> _WRITTEN INSTRUCTION_
Repeat each line word for word.

Source records
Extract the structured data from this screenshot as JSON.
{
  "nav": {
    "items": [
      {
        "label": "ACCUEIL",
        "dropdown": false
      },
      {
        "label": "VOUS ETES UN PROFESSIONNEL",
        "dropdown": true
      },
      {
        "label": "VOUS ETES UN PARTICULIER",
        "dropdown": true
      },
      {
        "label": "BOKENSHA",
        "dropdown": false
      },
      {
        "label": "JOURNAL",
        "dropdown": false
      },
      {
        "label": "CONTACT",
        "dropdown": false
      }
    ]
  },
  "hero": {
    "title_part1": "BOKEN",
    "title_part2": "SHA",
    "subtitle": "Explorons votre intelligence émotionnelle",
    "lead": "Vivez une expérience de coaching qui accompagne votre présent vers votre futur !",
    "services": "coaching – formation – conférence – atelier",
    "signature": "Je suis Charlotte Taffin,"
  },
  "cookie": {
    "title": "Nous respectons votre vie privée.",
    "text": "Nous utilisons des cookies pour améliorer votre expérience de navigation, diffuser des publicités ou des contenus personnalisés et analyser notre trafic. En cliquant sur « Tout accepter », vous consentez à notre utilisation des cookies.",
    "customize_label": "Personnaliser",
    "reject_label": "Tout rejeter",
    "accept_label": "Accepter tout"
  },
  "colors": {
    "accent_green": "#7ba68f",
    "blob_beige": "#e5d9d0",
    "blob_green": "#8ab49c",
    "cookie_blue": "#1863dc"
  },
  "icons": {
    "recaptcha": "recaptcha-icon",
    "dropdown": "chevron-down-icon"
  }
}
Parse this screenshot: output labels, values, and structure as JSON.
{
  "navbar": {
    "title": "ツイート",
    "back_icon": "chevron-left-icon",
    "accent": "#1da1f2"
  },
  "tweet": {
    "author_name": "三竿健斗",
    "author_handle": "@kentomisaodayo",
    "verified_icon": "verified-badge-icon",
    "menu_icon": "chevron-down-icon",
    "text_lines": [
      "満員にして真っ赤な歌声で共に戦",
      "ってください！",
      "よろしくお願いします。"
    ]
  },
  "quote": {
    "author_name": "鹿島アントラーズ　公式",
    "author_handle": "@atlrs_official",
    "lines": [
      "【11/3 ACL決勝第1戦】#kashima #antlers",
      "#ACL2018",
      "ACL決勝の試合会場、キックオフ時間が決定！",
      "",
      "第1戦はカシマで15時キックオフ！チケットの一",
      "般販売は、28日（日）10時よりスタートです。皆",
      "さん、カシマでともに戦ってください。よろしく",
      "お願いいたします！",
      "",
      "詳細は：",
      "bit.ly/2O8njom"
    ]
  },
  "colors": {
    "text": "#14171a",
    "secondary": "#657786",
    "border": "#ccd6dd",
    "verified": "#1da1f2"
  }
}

> _WORKED SOLUTION_
Extract the structured data from this screenshot as JSON.
{
  "nav": {
    "items": [
      {
        "label": "ACCUEIL",
        "dropdown": false
      },
      {
        "label": "VOUS ETES UN PROFESSIONNEL",
        "dropdown": true
      },
      {
        "label": "VOUS ETES UN PARTICULIER",
        "dropdown": true
      },
      {
        "label": "BOKENSHA",
        "dropdown": false
      },
      {
        "label": "JOURNAL",
        "dropdown": false
      },
      {
        "label": "CONTACT",
        "dropdown": false
      }
    ]
  },
  "hero": {
    "title_part1": "BOKEN",
    "title_part2": "SHA",
    "subtitle": "Explorons votre intelligence émotionnelle",
    "lead": "Vivez une expérience de coaching qui accompagne votre présent vers votre futur !",
    "services": "coaching – formation – conférence – atelier",
    "signature": "Je suis Charlotte Taffin,"
  },
  "cookie": {
    "title": "Nous respectons votre vie privée.",
    "text": "Nous utilisons des cookies pour améliorer votre expérience de navigation, diffuser des publicités ou des contenus personnalisés et analyser notre trafic. En cliquant sur « Tout accepter », vous consentez à notre utilisation des cookies.",
    "customize_label": "Personnaliser",
    "reject_label": "Tout rejeter",
    "accept_label": "Accepter tout"
  },
  "colors": {
    "accent_green": "#7ba68f",
    "blob_beige": "#e5d9d0",
    "blob_green": "#8ab49c",
    "cookie_blue": "#1863dc"
  },
  "icons": {
    "recaptcha": "recaptcha-icon",
    "dropdown": "chevron-down-icon"
  }
}
Parse this screenshot: output labels, values, and structure as JSON.
{
  "navbar": {
    "title": "ツイート",
    "back_icon": "chevron-left-icon",
    "accent": "#1da1f2"
  },
  "tweet": {
    "author_name": "三竿健斗",
    "author_handle": "@kentomisaodayo",
    "verified_icon": "verified-badge-icon",
    "menu_icon": "chevron-down-icon",
    "text_lines": [
      "満員にして真っ赤な歌声で共に戦",
      "ってください！",
      "よろしくお願いします。"
    ]
  },
  "quote": {
    "author_name": "鹿島アントラーズ　公式",
    "author_handle": "@atlrs_official",
    "lines": [
      "【11/3 ACL決勝第1戦】#kashima #antlers",
      "#ACL2018",
      "ACL決勝の試合会場、キックオフ時間が決定！",
      "",
      "第1戦はカシマで15時キックオフ！チケットの一",
      "般販売は、28日（日）10時よりスタートです。皆",
      "さん、カシマでともに戦ってください。よろしく",
      "お願いいたします！",
      "",
      "詳細は：",
      "bit.ly/2O8njom"
    ]
  },
  "colors": {
    "text": "#14171a",
    "secondary": "#657786",
    "border": "#ccd6dd",
    "verified": "#1da1f2"
  }
}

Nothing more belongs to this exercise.